▸ **Given data**:
○ ○ ○ ○ ○

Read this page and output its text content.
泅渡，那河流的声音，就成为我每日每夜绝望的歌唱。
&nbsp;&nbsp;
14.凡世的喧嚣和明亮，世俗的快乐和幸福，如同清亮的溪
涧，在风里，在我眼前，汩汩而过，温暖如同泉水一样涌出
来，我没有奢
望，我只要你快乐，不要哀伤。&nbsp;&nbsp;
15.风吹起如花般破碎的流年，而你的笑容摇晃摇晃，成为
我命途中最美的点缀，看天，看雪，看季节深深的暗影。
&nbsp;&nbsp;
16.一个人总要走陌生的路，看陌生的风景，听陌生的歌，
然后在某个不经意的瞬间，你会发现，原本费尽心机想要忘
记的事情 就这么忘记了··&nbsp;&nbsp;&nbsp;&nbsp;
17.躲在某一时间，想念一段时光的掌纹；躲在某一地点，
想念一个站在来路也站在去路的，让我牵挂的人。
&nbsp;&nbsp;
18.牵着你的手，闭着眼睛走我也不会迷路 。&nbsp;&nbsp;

○ ○ ○ ○ ○

Every record should be repeated exactly; please leave none out.

Read this page and output its text content.
泅渡，那河流的声音，就成为我每日每夜绝望的歌唱。
&nbsp;&nbsp;
14.凡世的喧嚣和明亮，世俗的快乐和幸福，如同清亮的溪
涧，在风里，在我眼前，汩汩而过，温暖如同泉水一样涌出
来，我没有奢
望，我只要你快乐，不要哀伤。&nbsp;&nbsp;
15.风吹起如花般破碎的流年，而你的笑容摇晃摇晃，成为
我命途中最美的点缀，看天，看雪，看季节深深的暗影。
&nbsp;&nbsp;
16.一个人总要走陌生的路，看陌生的风景，听陌生的歌，
然后在某个不经意的瞬间，你会发现，原本费尽心机想要忘
记的事情 就这么忘记了··&nbsp;&nbsp;&nbsp;&nbsp;
17.躲在某一时间，想念一段时光的掌纹；躲在某一地点，
想念一个站在来路也站在去路的，让我牵挂的人。
&nbsp;&nbsp;
18.牵着你的手，闭着眼睛走我也不会迷路 。&nbsp;&nbsp;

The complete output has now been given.